(Records from a dataset)
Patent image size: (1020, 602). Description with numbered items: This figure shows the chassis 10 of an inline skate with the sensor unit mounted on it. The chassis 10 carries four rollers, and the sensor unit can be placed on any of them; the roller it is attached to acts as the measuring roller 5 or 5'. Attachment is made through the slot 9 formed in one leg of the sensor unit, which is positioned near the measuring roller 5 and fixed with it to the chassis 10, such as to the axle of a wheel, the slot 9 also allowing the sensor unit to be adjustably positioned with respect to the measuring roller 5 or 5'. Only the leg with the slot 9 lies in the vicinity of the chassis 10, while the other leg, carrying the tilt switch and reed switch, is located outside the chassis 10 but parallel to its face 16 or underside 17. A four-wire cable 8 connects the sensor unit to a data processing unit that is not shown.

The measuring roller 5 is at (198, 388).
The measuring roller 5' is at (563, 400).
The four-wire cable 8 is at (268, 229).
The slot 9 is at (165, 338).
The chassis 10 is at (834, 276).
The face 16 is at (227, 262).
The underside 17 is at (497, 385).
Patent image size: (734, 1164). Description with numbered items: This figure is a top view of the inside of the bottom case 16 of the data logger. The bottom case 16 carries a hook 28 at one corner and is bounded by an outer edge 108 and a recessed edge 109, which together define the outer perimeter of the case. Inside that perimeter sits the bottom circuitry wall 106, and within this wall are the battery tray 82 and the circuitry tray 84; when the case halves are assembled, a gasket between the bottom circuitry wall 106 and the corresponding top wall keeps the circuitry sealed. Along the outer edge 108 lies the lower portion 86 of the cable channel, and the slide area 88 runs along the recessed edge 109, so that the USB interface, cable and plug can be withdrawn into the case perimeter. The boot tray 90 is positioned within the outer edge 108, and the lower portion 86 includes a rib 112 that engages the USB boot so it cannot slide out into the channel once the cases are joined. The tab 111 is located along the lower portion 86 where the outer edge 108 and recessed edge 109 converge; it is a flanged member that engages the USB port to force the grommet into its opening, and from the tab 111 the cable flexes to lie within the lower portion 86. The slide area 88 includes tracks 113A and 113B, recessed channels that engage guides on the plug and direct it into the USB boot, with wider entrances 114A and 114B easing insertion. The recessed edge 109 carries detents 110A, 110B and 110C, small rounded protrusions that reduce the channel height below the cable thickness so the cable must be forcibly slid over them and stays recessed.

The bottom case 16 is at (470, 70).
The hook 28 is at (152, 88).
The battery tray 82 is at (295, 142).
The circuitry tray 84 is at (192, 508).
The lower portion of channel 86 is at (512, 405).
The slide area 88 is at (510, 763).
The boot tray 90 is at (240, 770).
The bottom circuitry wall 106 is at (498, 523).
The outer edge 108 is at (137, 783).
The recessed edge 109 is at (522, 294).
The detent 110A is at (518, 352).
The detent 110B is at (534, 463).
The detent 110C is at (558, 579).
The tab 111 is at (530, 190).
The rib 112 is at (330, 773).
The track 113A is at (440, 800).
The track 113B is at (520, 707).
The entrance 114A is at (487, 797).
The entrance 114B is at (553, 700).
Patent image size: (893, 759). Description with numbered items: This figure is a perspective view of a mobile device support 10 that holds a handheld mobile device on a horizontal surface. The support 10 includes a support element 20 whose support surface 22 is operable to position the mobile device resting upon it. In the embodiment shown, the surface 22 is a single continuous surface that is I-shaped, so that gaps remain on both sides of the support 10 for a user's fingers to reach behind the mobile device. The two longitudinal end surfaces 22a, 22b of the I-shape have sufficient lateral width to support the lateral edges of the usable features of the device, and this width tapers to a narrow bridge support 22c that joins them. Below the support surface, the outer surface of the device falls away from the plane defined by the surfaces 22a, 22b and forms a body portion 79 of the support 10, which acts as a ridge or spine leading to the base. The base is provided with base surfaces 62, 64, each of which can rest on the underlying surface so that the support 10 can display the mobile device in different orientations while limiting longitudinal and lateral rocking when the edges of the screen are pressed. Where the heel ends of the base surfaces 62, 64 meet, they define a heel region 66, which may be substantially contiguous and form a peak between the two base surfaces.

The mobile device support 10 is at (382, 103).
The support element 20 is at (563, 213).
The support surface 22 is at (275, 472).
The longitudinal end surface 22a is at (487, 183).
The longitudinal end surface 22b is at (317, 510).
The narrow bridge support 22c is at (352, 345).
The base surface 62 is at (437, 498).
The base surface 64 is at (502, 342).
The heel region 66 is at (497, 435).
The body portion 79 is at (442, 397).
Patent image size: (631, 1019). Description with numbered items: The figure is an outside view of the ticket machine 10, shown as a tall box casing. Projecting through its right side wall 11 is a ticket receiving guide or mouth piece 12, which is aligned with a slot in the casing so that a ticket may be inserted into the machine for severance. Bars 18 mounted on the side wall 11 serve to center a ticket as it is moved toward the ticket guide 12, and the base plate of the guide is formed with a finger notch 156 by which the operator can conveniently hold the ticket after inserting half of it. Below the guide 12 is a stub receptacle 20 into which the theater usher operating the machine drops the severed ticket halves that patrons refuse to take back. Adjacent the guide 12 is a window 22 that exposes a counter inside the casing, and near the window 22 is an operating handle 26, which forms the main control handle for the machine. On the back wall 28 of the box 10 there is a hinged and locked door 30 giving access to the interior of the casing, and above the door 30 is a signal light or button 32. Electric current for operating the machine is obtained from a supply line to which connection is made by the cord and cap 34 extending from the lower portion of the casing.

__SET EXERCISE__: Repeat all of these records word for word, without changing anything.

__SOLUTION BELOW__:
Patent image size: (1020, 602). Description with numbered items: This figure shows the chassis 10 of an inline skate with the sensor unit mounted on it. The chassis 10 carries four rollers, and the sensor unit can be placed on any of them; the roller it is attached to acts as the measuring roller 5 or 5'. Attachment is made through the slot 9 formed in one leg of the sensor unit, which is positioned near the measuring roller 5 and fixed with it to the chassis 10, such as to the axle of a wheel, the slot 9 also allowing the sensor unit to be adjustably positioned with respect to the measuring roller 5 or 5'. Only the leg with the slot 9 lies in the vicinity of the chassis 10, while the other leg, carrying the tilt switch and reed switch, is located outside the chassis 10 but parallel to its face 16 or underside 17. A four-wire cable 8 connects the sensor unit to a data processing unit that is not shown.

The measuring roller 5 is at (198, 388).
The measuring roller 5' is at (563, 400).
The four-wire cable 8 is at (268, 229).
The slot 9 is at (165, 338).
The chassis 10 is at (834, 276).
The face 16 is at (227, 262).
The underside 17 is at (497, 385).
Patent image size: (734, 1164). Description with numbered items: This figure is a top view of the inside of the bottom case 16 of the data logger. The bottom case 16 carries a hook 28 at one corner and is bounded by an outer edge 108 and a recessed edge 109, which together define the outer perimeter of the case. Inside that perimeter sits the bottom circuitry wall 106, and within this wall are the battery tray 82 and the circuitry tray 84; when the case halves are assembled, a gasket between the bottom circuitry wall 106 and the corresponding top wall keeps the circuitry sealed. Along the outer edge 108 lies the lower portion 86 of the cable channel, and the slide area 88 runs along the recessed edge 109, so that the USB interface, cable and plug can be withdrawn into the case perimeter. The boot tray 90 is positioned within the outer edge 108, and the lower portion 86 includes a rib 112 that engages the USB boot so it cannot slide out into the channel once the cases are joined. The tab 111 is located along the lower portion 86 where the outer edge 108 and recessed edge 109 converge; it is a flanged member that engages the USB port to force the grommet into its opening, and from the tab 111 the cable flexes to lie within the lower portion 86. The slide area 88 includes tracks 113A and 113B, recessed channels that engage guides on the plug and direct it into the USB boot, with wider entrances 114A and 114B easing insertion. The recessed edge 109 carries detents 110A, 110B and 110C, small rounded protrusions that reduce the channel height below the cable thickness so the cable must be forcibly slid over them and stays recessed.

The bottom case 16 is at (470, 70).
The hook 28 is at (152, 88).
The battery tray 82 is at (295, 142).
The circuitry tray 84 is at (192, 508).
The lower portion of channel 86 is at (512, 405).
The slide area 88 is at (510, 763).
The boot tray 90 is at (240, 770).
The bottom circuitry wall 106 is at (498, 523).
The outer edge 108 is at (137, 783).
The recessed edge 109 is at (522, 294).
The detent 110A is at (518, 352).
The detent 110B is at (534, 463).
The detent 110C is at (558, 579).
The tab 111 is at (530, 190).
The rib 112 is at (330, 773).
The track 113A is at (440, 800).
The track 113B is at (520, 707).
The entrance 114A is at (487, 797).
The entrance 114B is at (553, 700).
Patent image size: (893, 759). Description with numbered items: This figure is a perspective view of a mobile device support 10 that holds a handheld mobile device on a horizontal surface. The support 10 includes a support element 20 whose support surface 22 is operable to position the mobile device resting upon it. In the embodiment shown, the surface 22 is a single continuous surface that is I-shaped, so that gaps remain on both sides of the support 10 for a user's fingers to reach behind the mobile device. The two longitudinal end surfaces 22a, 22b of the I-shape have sufficient lateral width to support the lateral edges of the usable features of the device, and this width tapers to a narrow bridge support 22c that joins them. Below the support surface, the outer surface of the device falls away from the plane defined by the surfaces 22a, 22b and forms a body portion 79 of the support 10, which acts as a ridge or spine leading to the base. The base is provided with base surfaces 62, 64, each of which can rest on the underlying surface so that the support 10 can display the mobile device in different orientations while limiting longitudinal and lateral rocking when the edges of the screen are pressed. Where the heel ends of the base surfaces 62, 64 meet, they define a heel region 66, which may be substantially contiguous and form a peak between the two base surfaces.

The mobile device support 10 is at (382, 103).
The support element 20 is at (563, 213).
The support surface 22 is at (275, 472).
The longitudinal end surface 22a is at (487, 183).
The longitudinal end surface 22b is at (317, 510).
The narrow bridge support 22c is at (352, 345).
The base surface 62 is at (437, 498).
The base surface 64 is at (502, 342).
The heel region 66 is at (497, 435).
The body portion 79 is at (442, 397).
Patent image size: (631, 1019). Description with numbered items: The figure is an outside view of the ticket machine 10, shown as a tall box casing. Projecting through its right side wall 11 is a ticket receiving guide or mouth piece 12, which is aligned with a slot in the casing so that a ticket may be inserted into the machine for severance. Bars 18 mounted on the side wall 11 serve to center a ticket as it is moved toward the ticket guide 12, and the base plate of the guide is formed with a finger notch 156 by which the operator can conveniently hold the ticket after inserting half of it. Below the guide 12 is a stub receptacle 20 into which the theater usher operating the machine drops the severed ticket halves that patrons refuse to take back. Adjacent the guide 12 is a window 22 that exposes a counter inside the casing, and near the window 22 is an operating handle 26, which forms the main control handle for the machine. On the back wall 28 of the box 10 there is a hinged and locked door 30 giving access to the interior of the casing, and above the door 30 is a signal light or button 32. Electric current for operating the machine is obtained from a supply line to which connection is made by the cord and cap 34 extending from the lower portion of the casing.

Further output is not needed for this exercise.